Source excerpt:
::::::::::

Video compression standards

Motion JPEG

Motion JPEG offers video as a sequence of JPEG images. Motion JPEG is the most commonly used standard in network video systems. A network camera, like a digital still picture camera, captures individual images and compresses them into JPEG format. The network camera can capture and compress, for example, 30 such individual images per second (30 fps - frames per second), and then make them available as a continuous flow of images over a network to a viewing station. At a frame rate of about 16 fps and above, the viewer perceives full motion video. We refer to this method as Motion JPEG. As each individual image is a complete JPEG compressed image, they all have the same guaranteed quality, determined by the compression level chosen for the network camera or video server.

Example of a sequence of three complete JPEG images.


The H.263 compression technique targets a fixed bit rate video transmission. The downside of having a fixed bit rate is that when an object moves, the quality of the image decreases. H.263 was originally designed for video conferencing applications and not for surveillance where details are more crucial than fixed bit rate.

::::::::::

To do:
1) From the video compression passage, write out the section that opens with the words containing "Example of a" and closes with "fixed bit rate.".
2) Carry the passage on video compression standards forward from its last sentence.
The records that follow come from a different source than the passage on video compression.

Recorded data:
::::::::::

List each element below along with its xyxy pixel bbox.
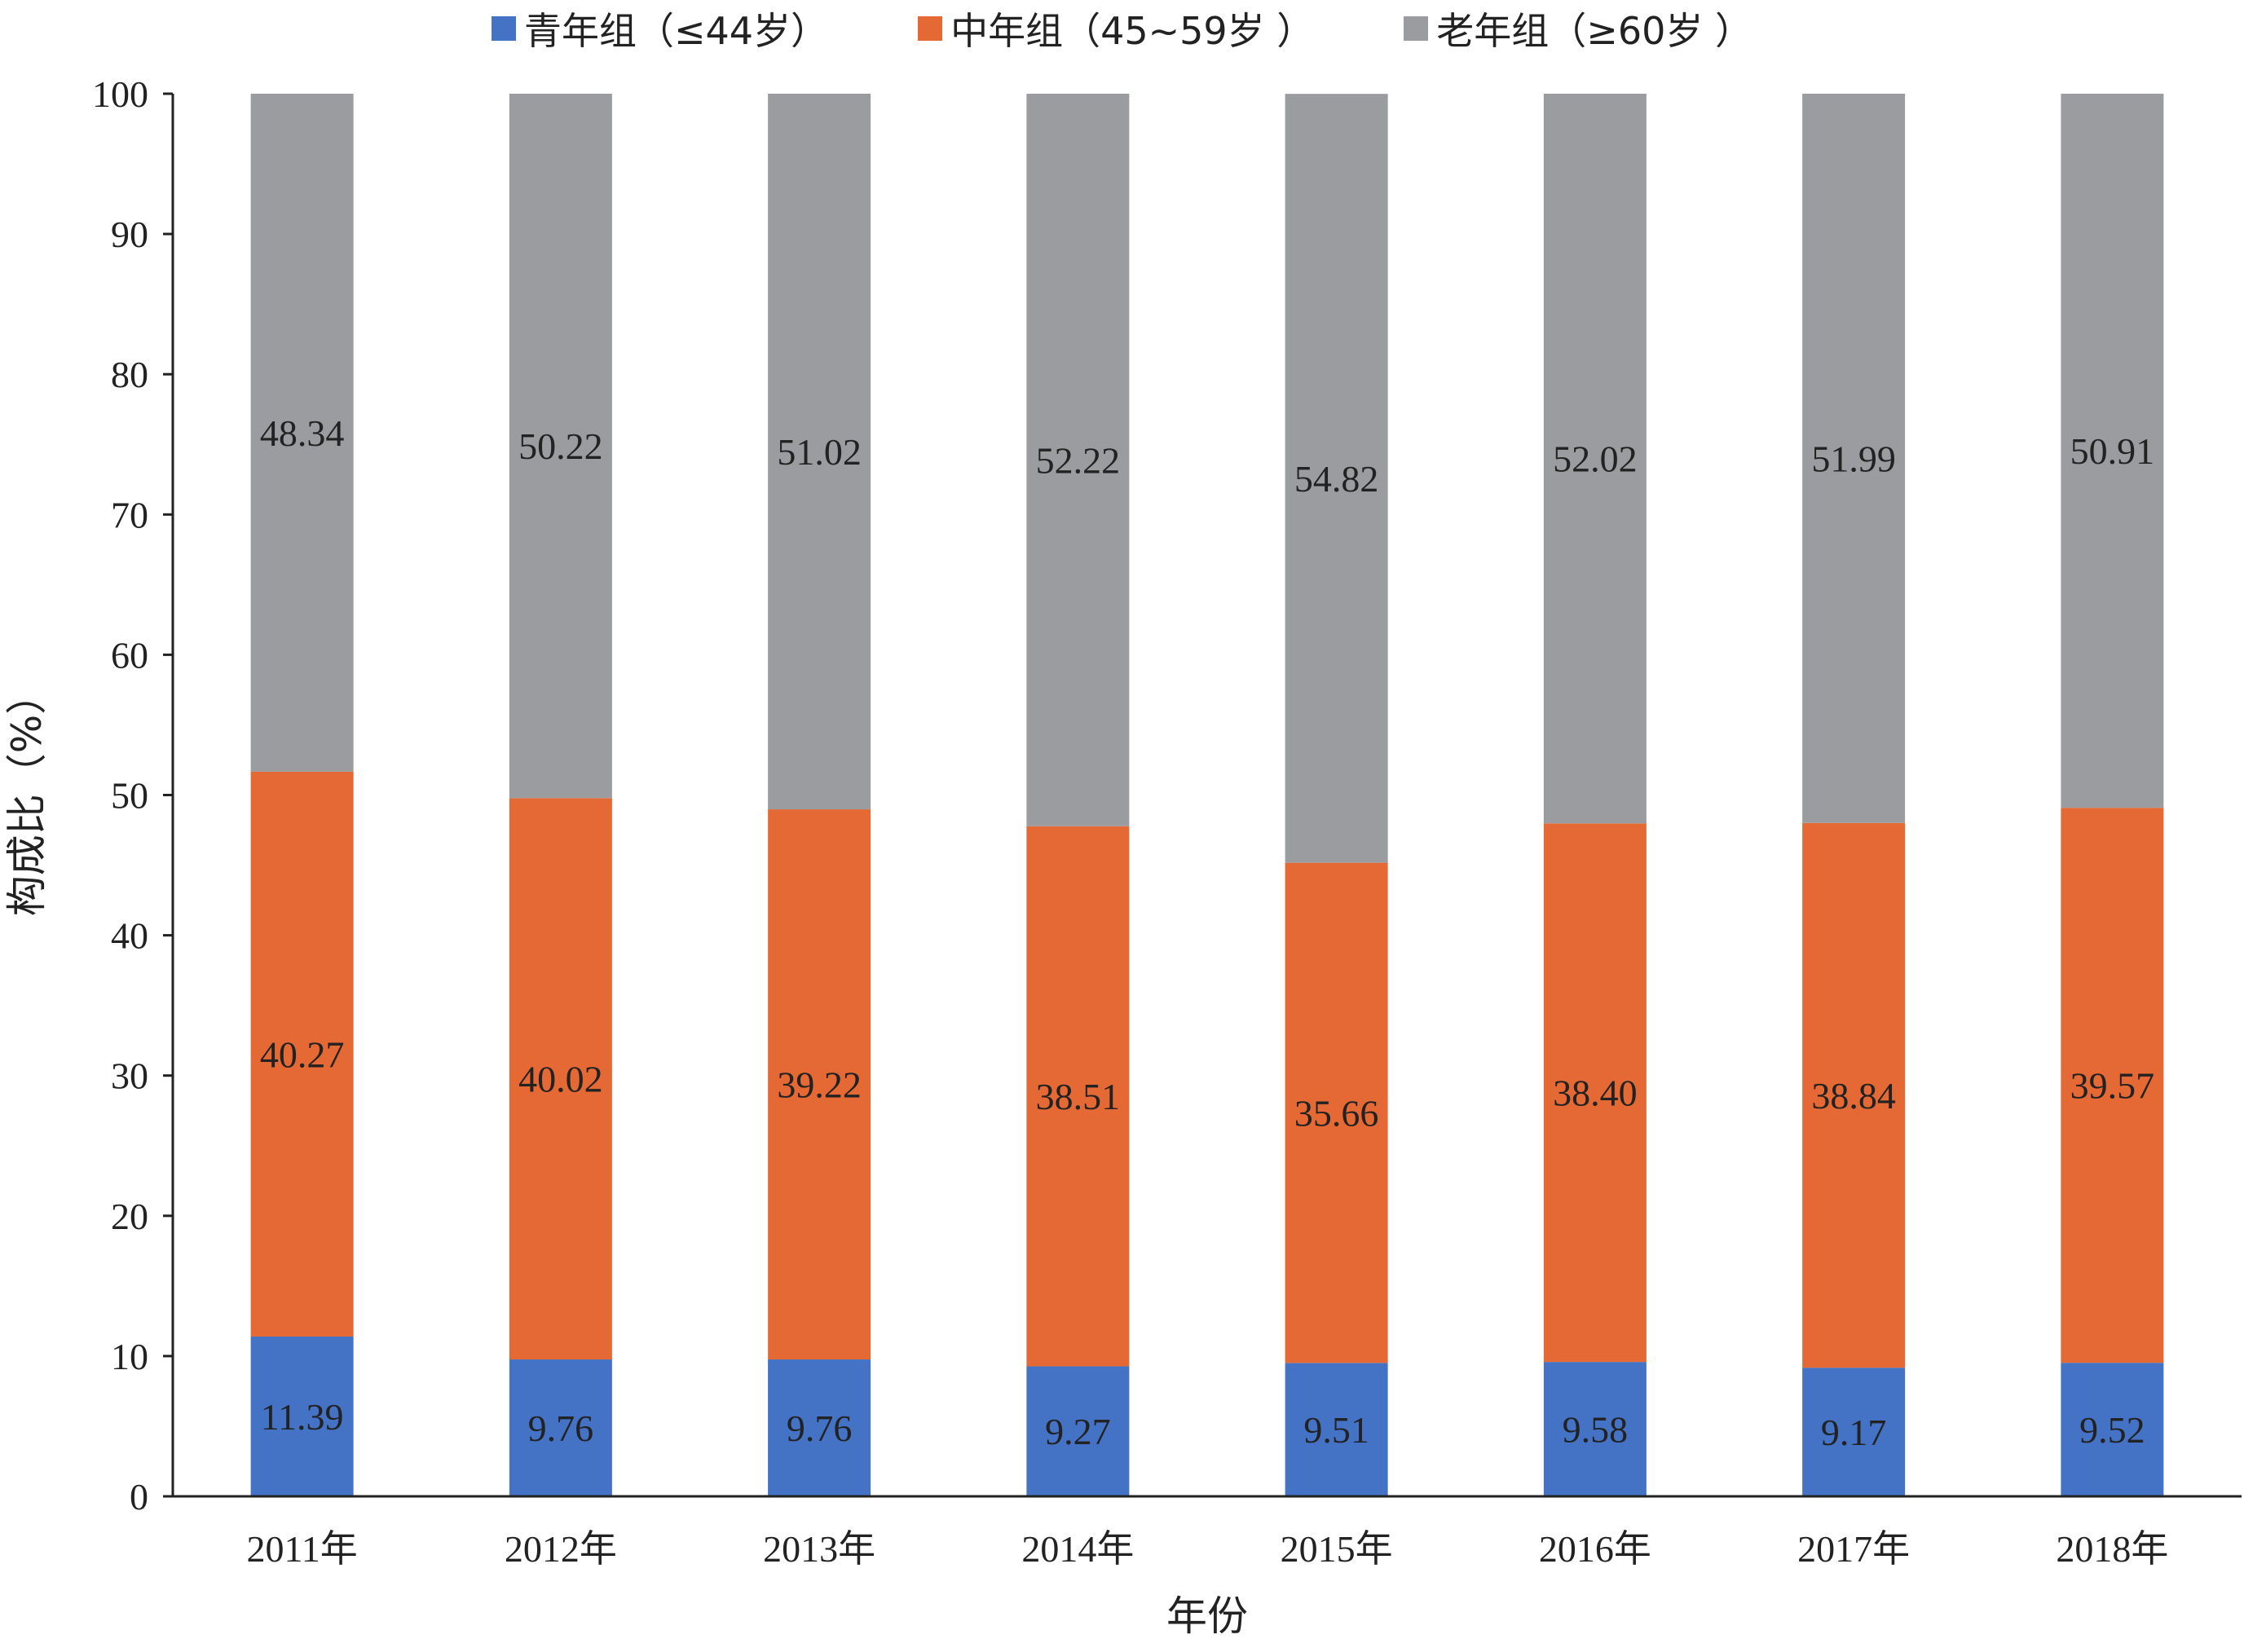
data-label-2016年-series-1: 38.40 xyxy=(1553,1073,1638,1114)
data-label-2015年-series-2: 54.82 xyxy=(1294,458,1379,500)
legend-label-middle: 中年组（45~59岁 ） xyxy=(950,9,1315,53)
data-label-2015年-series-0: 9.51 xyxy=(1303,1409,1369,1451)
x-tick-label-7: 2018年 xyxy=(2056,1528,2168,1570)
bar-2018年-series-2 xyxy=(2061,94,2164,808)
legend-swatch-youth xyxy=(491,16,516,41)
y-tick-label-50: 50 xyxy=(111,775,148,817)
bar-2017年-series-1 xyxy=(1802,822,1906,1368)
bar-2015年-series-1 xyxy=(1285,862,1388,1363)
bar-2016年-series-2 xyxy=(1543,94,1647,824)
data-label-2012年-series-2: 50.22 xyxy=(518,425,603,467)
bar-2013年-series-1 xyxy=(768,809,871,1360)
data-label-2013年-series-1: 39.22 xyxy=(777,1064,862,1106)
y-axis-title: 构成比（%） xyxy=(3,674,51,917)
bar-2018年-series-0 xyxy=(2061,1363,2164,1496)
data-label-2012年-series-1: 40.02 xyxy=(518,1059,603,1100)
y-tick-label-90: 90 xyxy=(111,214,148,255)
legend-item-youth: 青年组（≤44岁） xyxy=(491,2,829,55)
data-label-2014年-series-1: 38.51 xyxy=(1036,1076,1121,1117)
data-label-2012年-series-0: 9.76 xyxy=(528,1408,594,1449)
data-label-2011年-series-2: 48.34 xyxy=(260,412,345,454)
x-axis-ticks: 2011年 2012年 2013年 2014年 2015年 2016年 2017年 2018年 xyxy=(246,1528,2168,1570)
x-tick-label-2: 2013年 xyxy=(763,1528,875,1570)
data-label-2015年-series-1: 35.66 xyxy=(1294,1092,1379,1134)
bars xyxy=(250,94,2164,1496)
bar-2011年-series-1 xyxy=(250,771,354,1337)
y-tick-label-70: 70 xyxy=(111,494,148,535)
bar-2011年-series-0 xyxy=(250,1336,354,1496)
legend-label-youth: 青年组（≤44岁） xyxy=(523,9,829,53)
data-label-2017年-series-1: 38.84 xyxy=(1811,1075,1896,1117)
x-tick-label-6: 2017年 xyxy=(1797,1528,1910,1570)
x-axis-title: 年份 xyxy=(1166,1593,1248,1640)
x-tick-label-0: 2011年 xyxy=(246,1528,357,1570)
data-label-2016年-series-2: 52.02 xyxy=(1553,438,1638,480)
data-label-2018年-series-0: 9.52 xyxy=(2079,1409,2145,1451)
x-tick-label-4: 2015年 xyxy=(1281,1528,1393,1570)
y-tick-label-80: 80 xyxy=(111,354,148,395)
bar-2015年-series-0 xyxy=(1285,1363,1388,1496)
bar-2014年-series-2 xyxy=(1026,94,1130,826)
bar-2017年-series-0 xyxy=(1802,1368,1906,1496)
legend-item-middle: 中年组（45~59岁 ） xyxy=(918,2,1314,55)
data-label-2011年-series-0: 11.39 xyxy=(261,1396,344,1438)
bar-2016年-series-1 xyxy=(1543,823,1647,1363)
bar-2013年-series-2 xyxy=(768,94,871,810)
bar-2012年-series-1 xyxy=(509,798,612,1360)
data-label-2018年-series-2: 50.91 xyxy=(2070,430,2155,472)
data-label-2014年-series-2: 52.22 xyxy=(1036,439,1121,481)
y-axis-ticks: 0 10 20 30 40 50 60 70 80 90 100 xyxy=(92,73,173,1518)
legend-item-elderly: 老年组（≥60岁 ） xyxy=(1404,2,1752,55)
y-tick-label-10: 10 xyxy=(111,1336,148,1377)
bar-2013年-series-0 xyxy=(768,1359,871,1496)
bar-2018年-series-1 xyxy=(2061,808,2164,1363)
x-tick-label-1: 2012年 xyxy=(505,1528,617,1570)
legend-label-elderly: 老年组（≥60岁 ） xyxy=(1436,9,1752,53)
bar-2014年-series-0 xyxy=(1026,1366,1130,1496)
y-tick-label-100: 100 xyxy=(92,73,148,115)
bar-2015年-series-2 xyxy=(1285,94,1388,863)
y-tick-label-20: 20 xyxy=(111,1196,148,1237)
bar-2011年-series-2 xyxy=(250,94,354,772)
legend-swatch-middle xyxy=(918,16,943,41)
data-label-2017年-series-0: 9.17 xyxy=(1821,1412,1887,1453)
bar-2014年-series-1 xyxy=(1026,826,1130,1367)
y-tick-label-0: 0 xyxy=(130,1476,148,1518)
data-label-2018年-series-1: 39.57 xyxy=(2070,1065,2155,1107)
data-label-2013年-series-2: 51.02 xyxy=(777,431,862,473)
y-tick-label-60: 60 xyxy=(111,634,148,676)
legend-swatch-elderly xyxy=(1404,16,1429,41)
legend: 青年组（≤44岁） 中年组（45~59岁 ） 老年组（≥60岁 ） xyxy=(0,0,2244,57)
data-labels: 11.39 40.27 48.34 9.76 40.02 50.22 9.76 39.22 51… xyxy=(260,412,2154,1453)
x-tick-label-5: 2016年 xyxy=(1539,1528,1651,1570)
y-tick-label-30: 30 xyxy=(111,1055,148,1097)
bar-2017年-series-2 xyxy=(1802,94,1906,823)
data-label-2014年-series-0: 9.27 xyxy=(1045,1411,1111,1452)
bar-2016年-series-0 xyxy=(1543,1362,1647,1496)
bar-2012年-series-0 xyxy=(509,1359,612,1496)
data-label-2017年-series-2: 51.99 xyxy=(1811,438,1896,479)
data-label-2011年-series-1: 40.27 xyxy=(260,1033,345,1075)
x-tick-label-3: 2014年 xyxy=(1021,1528,1134,1570)
y-tick-label-40: 40 xyxy=(111,915,148,957)
data-label-2013年-series-0: 9.76 xyxy=(787,1408,853,1449)
bar-2012年-series-2 xyxy=(509,94,612,799)
data-label-2016年-series-0: 9.58 xyxy=(1563,1409,1629,1451)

::::::::::

Exercise answers:
1)
Example of a sequence of three complete JPEG images.


The H.263 compression technique targets a fixed bit rate video transmission. The downside of having a fixed bit rate is that when an object moves, the quality of the image decreases. H.263 was originally designed for video conferencing applications and not for surveillance where details are more crucial than fixed bit rate.

2)
The image of a moving person will become like a mosaic if H-series compression is used. The normally uninteresting background will, however, retain its good and clear image quality.


One of the best-known audio and video streaming techniques is the standard called MPEG (initiated by the Motion Picture Experts Group in the late 1980s). This section focuses on the video part of the MPEG video standards.

MPEG's basic principle is to compare two compressed images to be transmitted over the network. The first compressed image is used as a reference frame, and only parts of the following images that differ from the reference image are sent. The network viewing station then reconstructs all images based on the reference image and the "difference data".

Despite higher complexity, applying MPEG video compression leads to lower data volumes being transmitted across the network than is the case with Motion JPEG. This is illustrated below where only information about the differences in the second and third frames is transmitted.

Naturally, MPEG is far more complex than indicated above, often involving additional techniques or tools for parameters such as prediction of motion in a scene and identifying objects. There are a number of different MPEG standards:

bullet MPEG-1 was released in 1993 and intended for storing digital video onto CDs. Therefore, most MPEG-1 encoders and decoders are designed for a target bit-rate of about 1.5Mbit/s at CIF resolution. For MPEG-1, the focus is on keeping the bit-rate relatively constant at the expense of a varying image quality, typically comparable to VHS video quality. The frame rate in MPEG-1 is locked at 25 (PAL)/30 (NTSC) fps.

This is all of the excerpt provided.